(Saved entries)
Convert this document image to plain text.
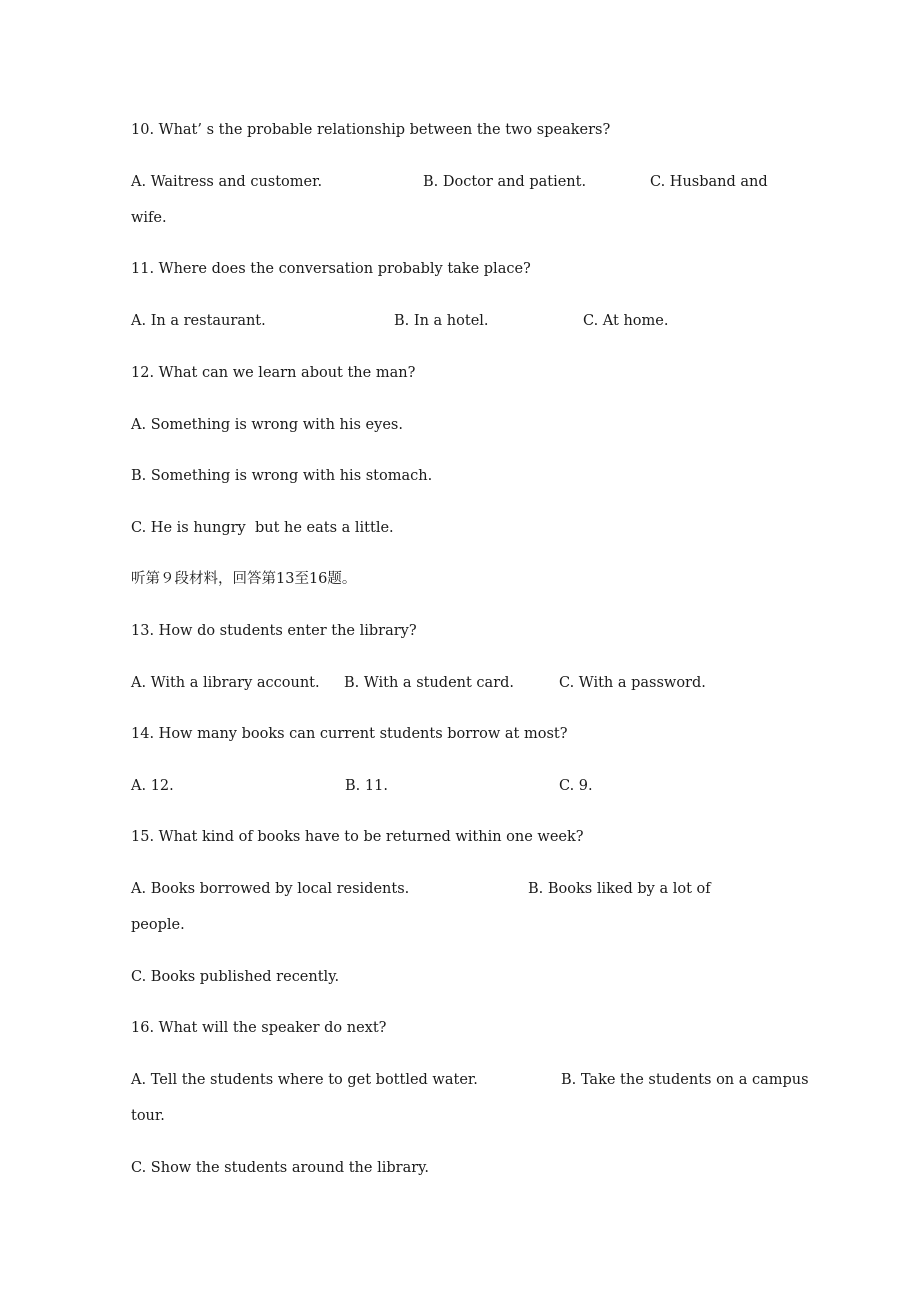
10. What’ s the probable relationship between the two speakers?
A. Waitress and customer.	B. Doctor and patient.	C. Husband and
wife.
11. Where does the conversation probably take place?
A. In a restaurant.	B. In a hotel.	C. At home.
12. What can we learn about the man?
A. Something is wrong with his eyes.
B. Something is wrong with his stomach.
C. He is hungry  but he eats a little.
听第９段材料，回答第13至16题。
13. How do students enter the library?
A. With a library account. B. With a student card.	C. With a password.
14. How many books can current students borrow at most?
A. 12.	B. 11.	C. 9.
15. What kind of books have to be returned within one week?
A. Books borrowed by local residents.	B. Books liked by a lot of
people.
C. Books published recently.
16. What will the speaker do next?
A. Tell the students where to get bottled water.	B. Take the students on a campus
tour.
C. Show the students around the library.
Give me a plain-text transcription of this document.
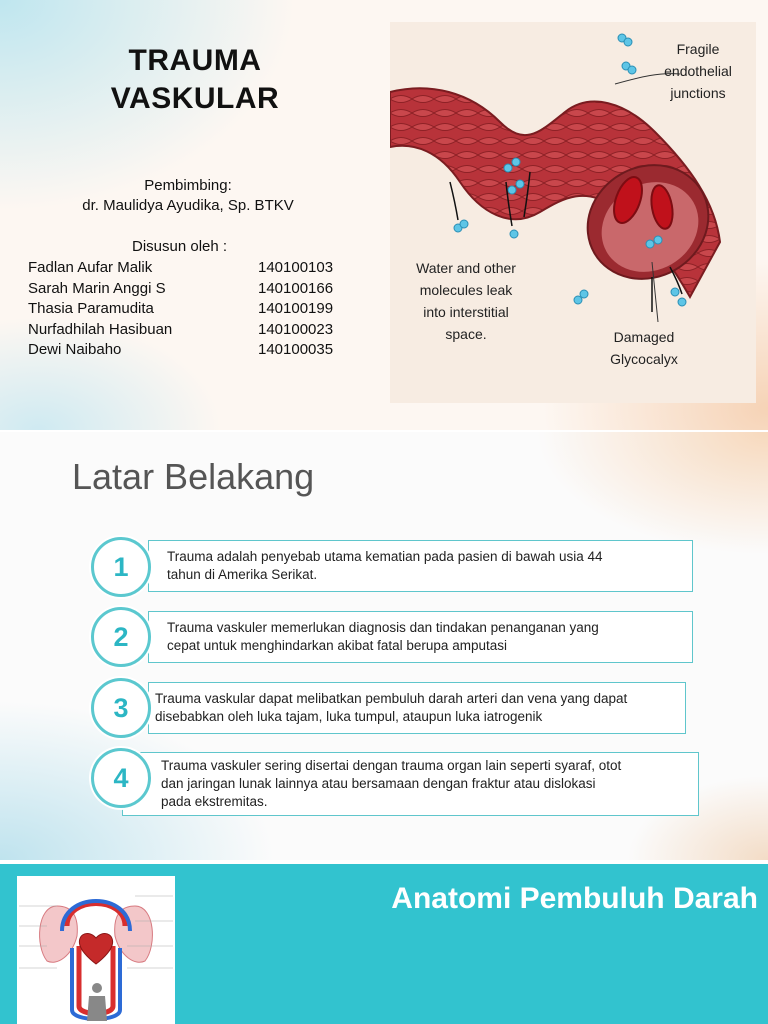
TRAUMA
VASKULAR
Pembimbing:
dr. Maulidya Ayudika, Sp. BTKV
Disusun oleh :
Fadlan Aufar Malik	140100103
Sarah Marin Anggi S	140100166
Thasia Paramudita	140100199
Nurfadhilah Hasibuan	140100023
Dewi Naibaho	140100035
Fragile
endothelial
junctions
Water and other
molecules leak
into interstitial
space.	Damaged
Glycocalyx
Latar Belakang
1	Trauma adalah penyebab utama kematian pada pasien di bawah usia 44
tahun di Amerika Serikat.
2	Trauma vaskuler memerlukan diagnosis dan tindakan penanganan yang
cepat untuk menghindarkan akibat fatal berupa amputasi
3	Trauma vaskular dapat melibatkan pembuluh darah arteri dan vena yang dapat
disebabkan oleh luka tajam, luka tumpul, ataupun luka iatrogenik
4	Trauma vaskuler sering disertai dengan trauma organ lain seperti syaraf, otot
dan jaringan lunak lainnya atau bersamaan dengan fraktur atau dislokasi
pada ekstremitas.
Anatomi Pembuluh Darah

EXERCISE PROMPT: Find the line containing "Give me a plain-text", then extract it and every line after it to the end of the data above, exactly and nothing else, without pictures.

ANSWER IN FULL:
Give me a plain-text transcription of this document.
TRAUMA
VASKULAR
Pembimbing:
dr. Maulidya Ayudika, Sp. BTKV
Disusun oleh :
Fadlan Aufar Malik	140100103
Sarah Marin Anggi S	140100166
Thasia Paramudita	140100199
Nurfadhilah Hasibuan	140100023
Dewi Naibaho	140100035
Fragile
endothelial
junctions
Water and other
molecules leak
into interstitial
space.	Damaged
Glycocalyx
Latar Belakang
1	Trauma adalah penyebab utama kematian pada pasien di bawah usia 44
tahun di Amerika Serikat.
2	Trauma vaskuler memerlukan diagnosis dan tindakan penanganan yang
cepat untuk menghindarkan akibat fatal berupa amputasi
3	Trauma vaskular dapat melibatkan pembuluh darah arteri dan vena yang dapat
disebabkan oleh luka tajam, luka tumpul, ataupun luka iatrogenik
4	Trauma vaskuler sering disertai dengan trauma organ lain seperti syaraf, otot
dan jaringan lunak lainnya atau bersamaan dengan fraktur atau dislokasi
pada ekstremitas.
Anatomi Pembuluh Darah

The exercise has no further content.